→ **TO BE DONE**
Locate all lines with the word "duration" and copy them out.

——————

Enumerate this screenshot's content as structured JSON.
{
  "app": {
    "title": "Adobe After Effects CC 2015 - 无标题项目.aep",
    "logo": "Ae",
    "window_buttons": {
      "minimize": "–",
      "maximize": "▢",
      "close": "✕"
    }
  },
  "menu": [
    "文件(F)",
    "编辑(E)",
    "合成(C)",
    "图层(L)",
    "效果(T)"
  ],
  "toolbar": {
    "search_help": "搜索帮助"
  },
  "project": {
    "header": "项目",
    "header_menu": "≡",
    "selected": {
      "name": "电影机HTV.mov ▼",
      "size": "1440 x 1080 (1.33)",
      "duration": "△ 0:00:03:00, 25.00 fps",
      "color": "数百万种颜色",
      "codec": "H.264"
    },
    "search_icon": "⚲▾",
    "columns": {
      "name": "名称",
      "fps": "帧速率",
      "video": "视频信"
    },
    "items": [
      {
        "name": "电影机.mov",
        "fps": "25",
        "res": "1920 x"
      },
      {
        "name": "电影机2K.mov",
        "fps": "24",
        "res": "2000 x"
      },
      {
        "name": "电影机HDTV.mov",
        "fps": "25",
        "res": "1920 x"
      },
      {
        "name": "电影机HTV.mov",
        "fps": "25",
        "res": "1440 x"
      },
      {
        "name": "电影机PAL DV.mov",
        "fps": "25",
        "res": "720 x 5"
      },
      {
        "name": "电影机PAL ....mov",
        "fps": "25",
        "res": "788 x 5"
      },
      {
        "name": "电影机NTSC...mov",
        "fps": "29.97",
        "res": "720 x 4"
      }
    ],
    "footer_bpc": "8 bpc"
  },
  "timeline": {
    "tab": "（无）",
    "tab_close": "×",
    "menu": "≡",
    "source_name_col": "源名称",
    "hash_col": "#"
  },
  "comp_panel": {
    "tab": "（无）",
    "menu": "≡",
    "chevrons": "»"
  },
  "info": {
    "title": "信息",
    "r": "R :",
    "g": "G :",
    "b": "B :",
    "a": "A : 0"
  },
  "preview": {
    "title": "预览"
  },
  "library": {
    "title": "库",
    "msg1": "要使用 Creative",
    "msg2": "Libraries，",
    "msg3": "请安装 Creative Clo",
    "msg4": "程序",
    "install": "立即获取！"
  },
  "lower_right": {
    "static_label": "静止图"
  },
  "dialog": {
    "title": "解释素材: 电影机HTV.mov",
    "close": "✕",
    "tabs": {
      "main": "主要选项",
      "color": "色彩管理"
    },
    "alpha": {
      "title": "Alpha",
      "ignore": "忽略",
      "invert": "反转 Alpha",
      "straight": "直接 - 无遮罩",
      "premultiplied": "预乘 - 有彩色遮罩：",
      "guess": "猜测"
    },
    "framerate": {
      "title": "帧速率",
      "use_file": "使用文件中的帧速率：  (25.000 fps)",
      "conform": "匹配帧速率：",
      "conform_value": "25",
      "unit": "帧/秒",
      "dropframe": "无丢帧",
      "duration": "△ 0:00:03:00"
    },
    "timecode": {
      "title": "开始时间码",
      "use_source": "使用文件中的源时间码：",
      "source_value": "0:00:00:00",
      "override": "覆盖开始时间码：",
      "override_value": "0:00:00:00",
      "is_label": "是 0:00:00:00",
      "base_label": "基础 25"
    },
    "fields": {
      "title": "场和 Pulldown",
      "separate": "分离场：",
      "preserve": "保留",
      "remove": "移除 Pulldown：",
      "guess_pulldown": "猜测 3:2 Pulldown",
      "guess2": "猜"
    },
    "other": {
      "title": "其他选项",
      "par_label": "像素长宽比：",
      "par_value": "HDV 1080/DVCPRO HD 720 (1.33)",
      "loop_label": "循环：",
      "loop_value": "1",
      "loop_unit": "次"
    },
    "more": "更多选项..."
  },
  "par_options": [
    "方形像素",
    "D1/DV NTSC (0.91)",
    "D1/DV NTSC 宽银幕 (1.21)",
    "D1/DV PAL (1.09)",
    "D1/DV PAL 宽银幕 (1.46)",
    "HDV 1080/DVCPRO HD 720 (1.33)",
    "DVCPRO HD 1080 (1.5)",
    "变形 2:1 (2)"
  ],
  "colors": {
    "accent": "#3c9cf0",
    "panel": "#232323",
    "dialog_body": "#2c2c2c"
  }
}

——————

→ **CORRECT ANSWER**
      "duration": "△ 0:00:03:00, 25.00 fps",
      "duration": "△ 0:00:03:00"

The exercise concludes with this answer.